▸ ASSIGNMENT: Find all lines below containing the string "mortality" and return them.

[RECORD EXCERPTS Boundary: Start]

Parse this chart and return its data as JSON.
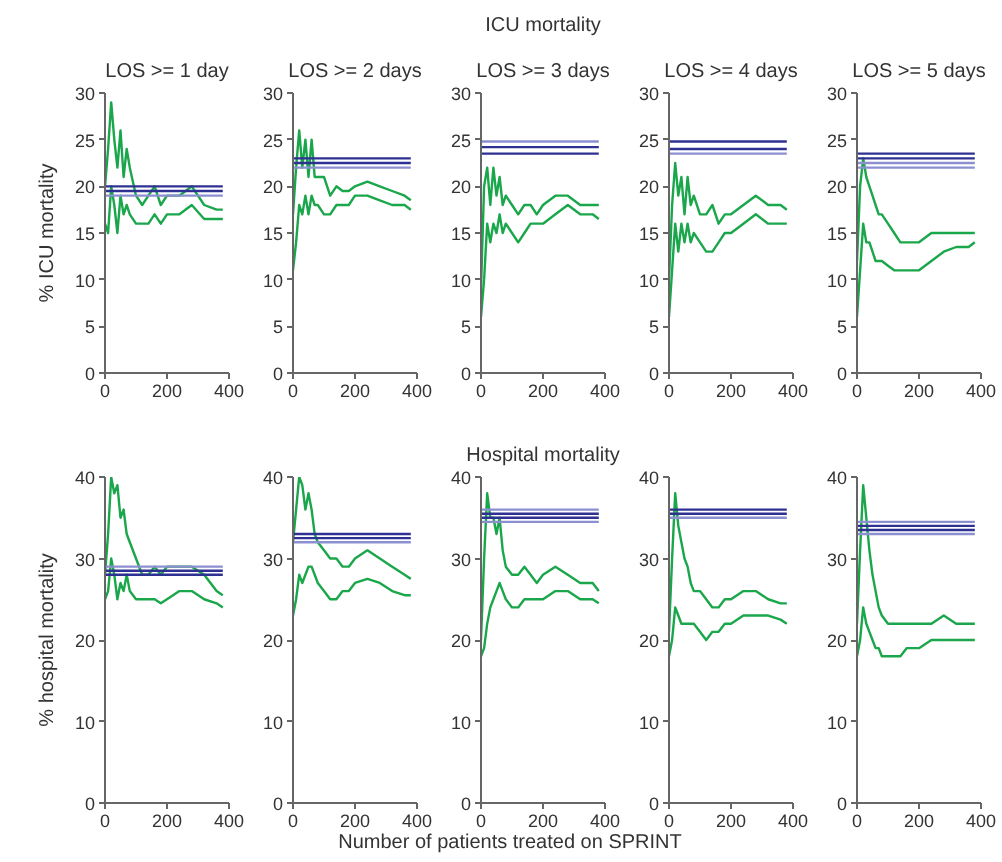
{
  "chart_data": [
    {
      "type": "line",
      "title": "LOS >= 1 day",
      "ylabel": "% ICU mortality",
      "xlim": [
        0,
        400
      ],
      "xticks": [
        0,
        200,
        400
      ],
      "ylim": [
        0,
        30
      ],
      "yticks": [
        0,
        5,
        10,
        15,
        20,
        25,
        30
      ],
      "grid": false,
      "series": [
        {
          "color": "#1aa64a",
          "x": [
            0,
            10,
            20,
            30,
            40,
            50,
            60,
            70,
            80,
            100,
            120,
            140,
            160,
            180,
            200,
            240,
            280,
            320,
            360,
            380
          ],
          "values": [
            20,
            24,
            29,
            25,
            22,
            26,
            21,
            24,
            22,
            19,
            18,
            19,
            20,
            18,
            19,
            19,
            20,
            18,
            17.5,
            17.5
          ]
        },
        {
          "color": "#1aa64a",
          "x": [
            0,
            10,
            20,
            30,
            40,
            50,
            60,
            70,
            80,
            100,
            120,
            140,
            160,
            180,
            200,
            240,
            280,
            320,
            360,
            380
          ],
          "values": [
            16,
            15,
            20,
            18,
            15,
            19,
            17,
            18,
            17,
            16,
            16,
            16,
            17,
            16,
            17,
            17,
            18,
            16.5,
            16.5,
            16.5
          ]
        },
        {
          "color": "#2e3192",
          "x": [
            0,
            380
          ],
          "values": [
            20,
            20
          ]
        },
        {
          "color": "#2e3192",
          "x": [
            0,
            380
          ],
          "values": [
            19.5,
            19.5
          ]
        },
        {
          "color": "#8c8fd0",
          "x": [
            0,
            380
          ],
          "values": [
            19,
            19
          ]
        }
      ]
    },
    {
      "type": "line",
      "title": "LOS >= 2 days",
      "xlim": [
        0,
        400
      ],
      "xticks": [
        0,
        200,
        400
      ],
      "ylim": [
        0,
        30
      ],
      "yticks": [
        0,
        5,
        10,
        15,
        20,
        25,
        30
      ],
      "grid": false,
      "series": [
        {
          "color": "#1aa64a",
          "x": [
            0,
            10,
            20,
            30,
            40,
            50,
            60,
            70,
            80,
            100,
            120,
            140,
            160,
            180,
            200,
            240,
            280,
            320,
            360,
            380
          ],
          "values": [
            17,
            22,
            26,
            22,
            25,
            21,
            25,
            21,
            21,
            21,
            19,
            20,
            19.5,
            19.5,
            20,
            20.5,
            20,
            19.5,
            19,
            18.5
          ]
        },
        {
          "color": "#1aa64a",
          "x": [
            0,
            10,
            20,
            30,
            40,
            50,
            60,
            70,
            80,
            100,
            120,
            140,
            160,
            180,
            200,
            240,
            280,
            320,
            360,
            380
          ],
          "values": [
            11,
            14,
            18,
            17,
            19,
            17,
            19,
            18,
            18,
            17,
            17,
            18,
            18,
            18,
            19,
            19,
            18.5,
            18,
            18,
            17.5
          ]
        },
        {
          "color": "#2e3192",
          "x": [
            0,
            380
          ],
          "values": [
            23,
            23
          ]
        },
        {
          "color": "#2e3192",
          "x": [
            0,
            380
          ],
          "values": [
            22.5,
            22.5
          ]
        },
        {
          "color": "#8c8fd0",
          "x": [
            0,
            380
          ],
          "values": [
            22,
            22
          ]
        }
      ]
    },
    {
      "type": "line",
      "title": "ICU mortality",
      "subtitle": "LOS >= 3 days",
      "xlim": [
        0,
        400
      ],
      "xticks": [
        0,
        200,
        400
      ],
      "ylim": [
        0,
        30
      ],
      "yticks": [
        0,
        5,
        10,
        15,
        20,
        25,
        30
      ],
      "grid": false,
      "series": [
        {
          "color": "#1aa64a",
          "x": [
            0,
            10,
            20,
            30,
            40,
            50,
            60,
            70,
            80,
            100,
            120,
            140,
            160,
            180,
            200,
            240,
            280,
            320,
            360,
            380
          ],
          "values": [
            9,
            20,
            22,
            18,
            22,
            19,
            21,
            18,
            19,
            18,
            17,
            18,
            18,
            17,
            18,
            19,
            19,
            18,
            18,
            18
          ]
        },
        {
          "color": "#1aa64a",
          "x": [
            0,
            10,
            20,
            30,
            40,
            50,
            60,
            70,
            80,
            100,
            120,
            140,
            160,
            180,
            200,
            240,
            280,
            320,
            360,
            380
          ],
          "values": [
            6,
            10,
            16,
            14,
            16,
            15,
            17,
            15,
            16,
            15,
            14,
            15,
            16,
            16,
            16,
            17,
            18,
            17,
            17,
            16.5
          ]
        },
        {
          "color": "#8c8fd0",
          "x": [
            0,
            380
          ],
          "values": [
            24.8,
            24.8
          ]
        },
        {
          "color": "#2e3192",
          "x": [
            0,
            380
          ],
          "values": [
            24.2,
            24.2
          ]
        },
        {
          "color": "#2e3192",
          "x": [
            0,
            380
          ],
          "values": [
            23.5,
            23.5
          ]
        }
      ]
    },
    {
      "type": "line",
      "title": "LOS >= 4 days",
      "xlim": [
        0,
        400
      ],
      "xticks": [
        0,
        200,
        400
      ],
      "ylim": [
        0,
        30
      ],
      "yticks": [
        0,
        5,
        10,
        15,
        20,
        25,
        30
      ],
      "grid": false,
      "series": [
        {
          "color": "#1aa64a",
          "x": [
            0,
            10,
            20,
            30,
            40,
            50,
            60,
            70,
            80,
            100,
            120,
            140,
            160,
            180,
            200,
            240,
            280,
            320,
            360,
            380
          ],
          "values": [
            10,
            18,
            22.5,
            19,
            21,
            17,
            21,
            18,
            19,
            17,
            17,
            18,
            16,
            17,
            17,
            18,
            19,
            18,
            18,
            17.5
          ]
        },
        {
          "color": "#1aa64a",
          "x": [
            0,
            10,
            20,
            30,
            40,
            50,
            60,
            70,
            80,
            100,
            120,
            140,
            160,
            180,
            200,
            240,
            280,
            320,
            360,
            380
          ],
          "values": [
            6,
            11,
            16,
            13,
            16,
            14,
            16,
            14,
            15,
            14,
            13,
            13,
            14,
            15,
            15,
            16,
            17,
            16,
            16,
            16
          ]
        },
        {
          "color": "#2e3192",
          "x": [
            0,
            380
          ],
          "values": [
            24.8,
            24.8
          ]
        },
        {
          "color": "#2e3192",
          "x": [
            0,
            380
          ],
          "values": [
            24,
            24
          ]
        },
        {
          "color": "#8c8fd0",
          "x": [
            0,
            380
          ],
          "values": [
            23.5,
            23.5
          ]
        }
      ]
    },
    {
      "type": "line",
      "title": "LOS >= 5 days",
      "xlim": [
        0,
        400
      ],
      "xticks": [
        0,
        200,
        400
      ],
      "ylim": [
        0,
        30
      ],
      "yticks": [
        0,
        5,
        10,
        15,
        20,
        25,
        30
      ],
      "grid": false,
      "series": [
        {
          "color": "#1aa64a",
          "x": [
            0,
            10,
            20,
            30,
            40,
            50,
            60,
            70,
            80,
            100,
            120,
            140,
            160,
            180,
            200,
            240,
            280,
            320,
            360,
            380
          ],
          "values": [
            12,
            20,
            23,
            21,
            20,
            19,
            18,
            17,
            17,
            16,
            15,
            14,
            14,
            14,
            14,
            15,
            15,
            15,
            15,
            15
          ]
        },
        {
          "color": "#1aa64a",
          "x": [
            0,
            10,
            20,
            30,
            40,
            50,
            60,
            70,
            80,
            100,
            120,
            140,
            160,
            180,
            200,
            240,
            280,
            320,
            360,
            380
          ],
          "values": [
            6,
            11,
            16,
            14,
            14,
            13,
            12,
            12,
            12,
            11.5,
            11,
            11,
            11,
            11,
            11,
            12,
            13,
            13.5,
            13.5,
            14
          ]
        },
        {
          "color": "#2e3192",
          "x": [
            0,
            380
          ],
          "values": [
            23.5,
            23.5
          ]
        },
        {
          "color": "#2e3192",
          "x": [
            0,
            380
          ],
          "values": [
            23,
            23
          ]
        },
        {
          "color": "#8c8fd0",
          "x": [
            0,
            380
          ],
          "values": [
            22.5,
            22.5
          ]
        },
        {
          "color": "#8c8fd0",
          "x": [
            0,
            380
          ],
          "values": [
            22,
            22
          ]
        }
      ]
    },
    {
      "type": "line",
      "ylabel": "% hospital mortality",
      "xlim": [
        0,
        400
      ],
      "xticks": [
        0,
        200,
        400
      ],
      "ylim": [
        0,
        40
      ],
      "yticks": [
        0,
        10,
        20,
        30,
        40
      ],
      "grid": false,
      "series": [
        {
          "color": "#1aa64a",
          "x": [
            0,
            10,
            20,
            30,
            40,
            50,
            60,
            70,
            80,
            100,
            120,
            140,
            160,
            180,
            200,
            240,
            280,
            320,
            360,
            380
          ],
          "values": [
            28,
            33,
            40,
            38,
            39,
            35,
            36,
            33,
            32,
            30,
            28,
            28,
            29,
            28,
            29,
            29,
            29,
            28,
            26,
            25.5
          ]
        },
        {
          "color": "#1aa64a",
          "x": [
            0,
            10,
            20,
            30,
            40,
            50,
            60,
            70,
            80,
            100,
            120,
            140,
            160,
            180,
            200,
            240,
            280,
            320,
            360,
            380
          ],
          "values": [
            25,
            26,
            30,
            28,
            25,
            27,
            26,
            28,
            26,
            25,
            25,
            25,
            25,
            24.5,
            25,
            26,
            26,
            25,
            24.5,
            24
          ]
        },
        {
          "color": "#8c8fd0",
          "x": [
            0,
            380
          ],
          "values": [
            29,
            29
          ]
        },
        {
          "color": "#2e3192",
          "x": [
            0,
            380
          ],
          "values": [
            28.5,
            28.5
          ]
        },
        {
          "color": "#2e3192",
          "x": [
            0,
            380
          ],
          "values": [
            28,
            28
          ]
        }
      ]
    },
    {
      "type": "line",
      "xlim": [
        0,
        400
      ],
      "xticks": [
        0,
        200,
        400
      ],
      "ylim": [
        0,
        40
      ],
      "yticks": [
        0,
        10,
        20,
        30,
        40
      ],
      "grid": false,
      "series": [
        {
          "color": "#1aa64a",
          "x": [
            0,
            10,
            20,
            30,
            40,
            50,
            60,
            70,
            80,
            100,
            120,
            140,
            160,
            180,
            200,
            240,
            280,
            320,
            360,
            380
          ],
          "values": [
            32,
            36,
            40,
            39,
            36,
            38,
            36,
            33,
            32,
            31,
            30,
            30,
            29,
            29,
            30,
            31,
            30,
            29,
            28,
            27.5
          ]
        },
        {
          "color": "#1aa64a",
          "x": [
            0,
            10,
            20,
            30,
            40,
            50,
            60,
            70,
            80,
            100,
            120,
            140,
            160,
            180,
            200,
            240,
            280,
            320,
            360,
            380
          ],
          "values": [
            23,
            25,
            28,
            27,
            28,
            29,
            29,
            28,
            27,
            26,
            25,
            25,
            26,
            26,
            27,
            27.5,
            27,
            26,
            25.5,
            25.5
          ]
        },
        {
          "color": "#2e3192",
          "x": [
            0,
            380
          ],
          "values": [
            33,
            33
          ]
        },
        {
          "color": "#2e3192",
          "x": [
            0,
            380
          ],
          "values": [
            32.5,
            32.5
          ]
        },
        {
          "color": "#8c8fd0",
          "x": [
            0,
            380
          ],
          "values": [
            32,
            32
          ]
        }
      ]
    },
    {
      "type": "line",
      "title": "Hospital mortality",
      "xlabel": "Number of patients treated on SPRINT",
      "xlim": [
        0,
        400
      ],
      "xticks": [
        0,
        200,
        400
      ],
      "ylim": [
        0,
        40
      ],
      "yticks": [
        0,
        10,
        20,
        30,
        40
      ],
      "grid": false,
      "series": [
        {
          "color": "#1aa64a",
          "x": [
            0,
            10,
            20,
            30,
            40,
            50,
            60,
            70,
            80,
            100,
            120,
            140,
            160,
            180,
            200,
            240,
            280,
            320,
            360,
            380
          ],
          "values": [
            20,
            30,
            38,
            35,
            35,
            33,
            35,
            31,
            29,
            28,
            28,
            29,
            28,
            27,
            28,
            29,
            28,
            27,
            27,
            26
          ]
        },
        {
          "color": "#1aa64a",
          "x": [
            0,
            10,
            20,
            30,
            40,
            50,
            60,
            70,
            80,
            100,
            120,
            140,
            160,
            180,
            200,
            240,
            280,
            320,
            360,
            380
          ],
          "values": [
            18,
            19,
            22,
            24,
            25,
            26,
            27,
            26,
            25,
            24,
            24,
            25,
            25,
            25,
            25,
            26,
            26,
            25,
            25,
            24.5
          ]
        },
        {
          "color": "#8c8fd0",
          "x": [
            0,
            380
          ],
          "values": [
            36,
            36
          ]
        },
        {
          "color": "#2e3192",
          "x": [
            0,
            380
          ],
          "values": [
            35.5,
            35.5
          ]
        },
        {
          "color": "#2e3192",
          "x": [
            0,
            380
          ],
          "values": [
            35,
            35
          ]
        },
        {
          "color": "#8c8fd0",
          "x": [
            0,
            380
          ],
          "values": [
            34.5,
            34.5
          ]
        }
      ]
    },
    {
      "type": "line",
      "xlim": [
        0,
        400
      ],
      "xticks": [
        0,
        200,
        400
      ],
      "ylim": [
        0,
        40
      ],
      "yticks": [
        0,
        10,
        20,
        30,
        40
      ],
      "grid": false,
      "series": [
        {
          "color": "#1aa64a",
          "x": [
            0,
            10,
            20,
            30,
            40,
            50,
            60,
            70,
            80,
            100,
            120,
            140,
            160,
            180,
            200,
            240,
            280,
            320,
            360,
            380
          ],
          "values": [
            21,
            30,
            38,
            34,
            32,
            30,
            29,
            27,
            26,
            26,
            25,
            24,
            24,
            25,
            25,
            26,
            26,
            25,
            24.5,
            24.5
          ]
        },
        {
          "color": "#1aa64a",
          "x": [
            0,
            10,
            20,
            30,
            40,
            50,
            60,
            70,
            80,
            100,
            120,
            140,
            160,
            180,
            200,
            240,
            280,
            320,
            360,
            380
          ],
          "values": [
            18,
            20,
            24,
            23,
            22,
            22,
            22,
            22,
            22,
            21,
            20,
            21,
            21,
            22,
            22,
            23,
            23,
            23,
            22.5,
            22
          ]
        },
        {
          "color": "#2e3192",
          "x": [
            0,
            380
          ],
          "values": [
            36,
            36
          ]
        },
        {
          "color": "#2e3192",
          "x": [
            0,
            380
          ],
          "values": [
            35.5,
            35.5
          ]
        },
        {
          "color": "#8c8fd0",
          "x": [
            0,
            380
          ],
          "values": [
            35,
            35
          ]
        }
      ]
    },
    {
      "type": "line",
      "xlim": [
        0,
        400
      ],
      "xticks": [
        0,
        200,
        400
      ],
      "ylim": [
        0,
        40
      ],
      "yticks": [
        0,
        10,
        20,
        30,
        40
      ],
      "grid": false,
      "series": [
        {
          "color": "#1aa64a",
          "x": [
            0,
            10,
            20,
            30,
            40,
            50,
            60,
            70,
            80,
            100,
            120,
            140,
            160,
            180,
            200,
            240,
            280,
            320,
            360,
            380
          ],
          "values": [
            22,
            31,
            39,
            35,
            31,
            28,
            26,
            24,
            23,
            22,
            22,
            22,
            22,
            22,
            22,
            22,
            23,
            22,
            22,
            22
          ]
        },
        {
          "color": "#1aa64a",
          "x": [
            0,
            10,
            20,
            30,
            40,
            50,
            60,
            70,
            80,
            100,
            120,
            140,
            160,
            180,
            200,
            240,
            280,
            320,
            360,
            380
          ],
          "values": [
            18,
            20,
            24,
            22,
            21,
            20,
            19,
            19,
            18,
            18,
            18,
            18,
            19,
            19,
            19,
            20,
            20,
            20,
            20,
            20
          ]
        },
        {
          "color": "#8c8fd0",
          "x": [
            0,
            380
          ],
          "values": [
            34.5,
            34.5
          ]
        },
        {
          "color": "#2e3192",
          "x": [
            0,
            380
          ],
          "values": [
            34,
            34
          ]
        },
        {
          "color": "#2e3192",
          "x": [
            0,
            380
          ],
          "values": [
            33.5,
            33.5
          ]
        },
        {
          "color": "#8c8fd0",
          "x": [
            0,
            380
          ],
          "values": [
            33,
            33
          ]
        }
      ]
    }
  ]
}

[RECORD EXCERPTS Boundary: End]

▸ SOLUTION TO THE EXERCISE:
      "ylabel": "% ICU mortality",
      "title": "ICU mortality",
      "ylabel": "% hospital mortality",
      "title": "Hospital mortality",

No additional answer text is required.